• _What to produce_:
List every username that appears in a post header in the forum thread below about a golden retriever in Oakland County.

• _Extract provided_:
# Golden Boy looking for forever home - Oakland County, MI



## DianaM (Feb 18, 2010)

Just came across this posting on craigslist for a 1 year old golden. It sounds like the owners were off to a great start with training and everything.

Golden retriever needs new home

I don't know if this is the right place to post this but just wanted to put it out there. I have not tried contacting this person.


----------



## OriJames (Jan 23, 2009)

I have some friends in Oakland County area that I can contact about him. I'll give them a shout out and see what they can do.


----------



## Megora (Jun 7, 2010)

If they adopted from GRROM, I think they have a rule about passing the goldens to other homes without the rescue knowing. I wonder.... 

Forget that. From second read I guess it looks like they took in a friend's golden and are trying to rehome him.


----------



## C's Mom (Dec 7, 2009)

Fingers crossed that they find a great home for him.


----------



## Enzos_Mom (Apr 8, 2010)

Can someone post the info/pics? I can't access CL while I'm at work. =(


----------



## coppers-mom (Jan 9, 2009)

• _Record set_:

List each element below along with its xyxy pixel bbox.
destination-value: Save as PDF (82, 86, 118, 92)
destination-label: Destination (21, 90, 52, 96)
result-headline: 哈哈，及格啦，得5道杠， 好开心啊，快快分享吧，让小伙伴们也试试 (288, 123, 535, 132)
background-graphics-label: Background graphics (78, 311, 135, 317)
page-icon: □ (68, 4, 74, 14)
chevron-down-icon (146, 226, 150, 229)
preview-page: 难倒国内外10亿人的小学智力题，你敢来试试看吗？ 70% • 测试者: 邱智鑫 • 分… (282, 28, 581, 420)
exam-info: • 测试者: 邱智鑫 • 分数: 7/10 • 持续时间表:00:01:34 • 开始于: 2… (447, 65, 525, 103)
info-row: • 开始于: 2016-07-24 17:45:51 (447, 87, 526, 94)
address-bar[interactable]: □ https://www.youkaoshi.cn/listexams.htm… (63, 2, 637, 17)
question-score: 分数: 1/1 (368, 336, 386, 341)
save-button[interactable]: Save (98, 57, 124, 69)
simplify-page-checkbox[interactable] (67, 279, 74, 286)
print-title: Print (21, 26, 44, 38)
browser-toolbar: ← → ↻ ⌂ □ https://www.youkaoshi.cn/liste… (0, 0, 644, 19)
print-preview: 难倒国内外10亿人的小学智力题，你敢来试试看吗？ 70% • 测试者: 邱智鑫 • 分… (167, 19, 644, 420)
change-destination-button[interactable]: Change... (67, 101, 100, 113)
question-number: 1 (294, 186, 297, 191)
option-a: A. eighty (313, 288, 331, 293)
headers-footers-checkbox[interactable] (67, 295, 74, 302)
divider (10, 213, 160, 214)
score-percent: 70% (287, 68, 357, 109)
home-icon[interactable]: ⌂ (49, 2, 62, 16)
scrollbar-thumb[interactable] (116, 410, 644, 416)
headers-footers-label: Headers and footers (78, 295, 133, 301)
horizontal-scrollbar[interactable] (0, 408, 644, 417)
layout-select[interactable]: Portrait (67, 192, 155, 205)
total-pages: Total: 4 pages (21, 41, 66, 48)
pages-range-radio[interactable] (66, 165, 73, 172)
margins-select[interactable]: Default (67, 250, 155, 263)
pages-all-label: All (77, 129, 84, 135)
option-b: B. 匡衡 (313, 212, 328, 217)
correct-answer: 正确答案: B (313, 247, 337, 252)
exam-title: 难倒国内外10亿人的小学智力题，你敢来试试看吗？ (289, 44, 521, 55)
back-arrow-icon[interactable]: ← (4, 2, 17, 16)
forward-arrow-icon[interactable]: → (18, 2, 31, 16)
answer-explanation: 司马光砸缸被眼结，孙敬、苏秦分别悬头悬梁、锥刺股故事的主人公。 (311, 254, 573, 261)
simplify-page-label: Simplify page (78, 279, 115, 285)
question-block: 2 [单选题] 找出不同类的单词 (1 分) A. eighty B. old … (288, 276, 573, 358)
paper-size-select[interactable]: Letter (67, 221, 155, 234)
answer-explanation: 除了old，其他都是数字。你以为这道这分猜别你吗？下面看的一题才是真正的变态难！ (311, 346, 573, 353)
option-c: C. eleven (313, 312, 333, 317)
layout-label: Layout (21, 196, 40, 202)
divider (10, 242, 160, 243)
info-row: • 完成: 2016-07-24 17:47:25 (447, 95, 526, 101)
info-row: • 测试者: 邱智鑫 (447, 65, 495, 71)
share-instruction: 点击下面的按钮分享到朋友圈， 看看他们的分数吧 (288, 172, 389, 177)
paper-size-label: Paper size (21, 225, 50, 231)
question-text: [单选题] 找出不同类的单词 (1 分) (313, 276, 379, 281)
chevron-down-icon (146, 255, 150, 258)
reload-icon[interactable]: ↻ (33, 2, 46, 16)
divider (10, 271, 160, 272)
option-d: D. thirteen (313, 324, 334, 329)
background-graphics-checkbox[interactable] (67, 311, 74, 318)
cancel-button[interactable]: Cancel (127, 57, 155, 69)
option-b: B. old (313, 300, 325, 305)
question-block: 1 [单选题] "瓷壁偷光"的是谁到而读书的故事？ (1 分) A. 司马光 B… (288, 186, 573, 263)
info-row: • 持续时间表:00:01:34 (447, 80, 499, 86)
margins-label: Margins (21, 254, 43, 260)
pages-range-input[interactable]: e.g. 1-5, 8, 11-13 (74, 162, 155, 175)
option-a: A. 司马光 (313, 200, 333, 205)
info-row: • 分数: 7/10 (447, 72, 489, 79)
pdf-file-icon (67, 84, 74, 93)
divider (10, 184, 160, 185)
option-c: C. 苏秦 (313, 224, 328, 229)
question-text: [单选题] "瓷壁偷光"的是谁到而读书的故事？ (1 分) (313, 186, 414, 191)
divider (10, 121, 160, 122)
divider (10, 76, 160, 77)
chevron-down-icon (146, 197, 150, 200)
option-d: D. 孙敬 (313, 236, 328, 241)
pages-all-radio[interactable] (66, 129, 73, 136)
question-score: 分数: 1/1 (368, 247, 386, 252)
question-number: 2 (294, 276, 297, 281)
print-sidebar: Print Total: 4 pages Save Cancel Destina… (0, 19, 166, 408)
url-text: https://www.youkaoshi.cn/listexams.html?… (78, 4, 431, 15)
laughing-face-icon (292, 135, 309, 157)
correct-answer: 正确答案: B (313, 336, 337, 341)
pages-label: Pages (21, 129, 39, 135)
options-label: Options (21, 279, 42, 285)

• _Response_:
DianaM, OriJames, Megora, C's Mom, Enzos_Mom, coppers-mom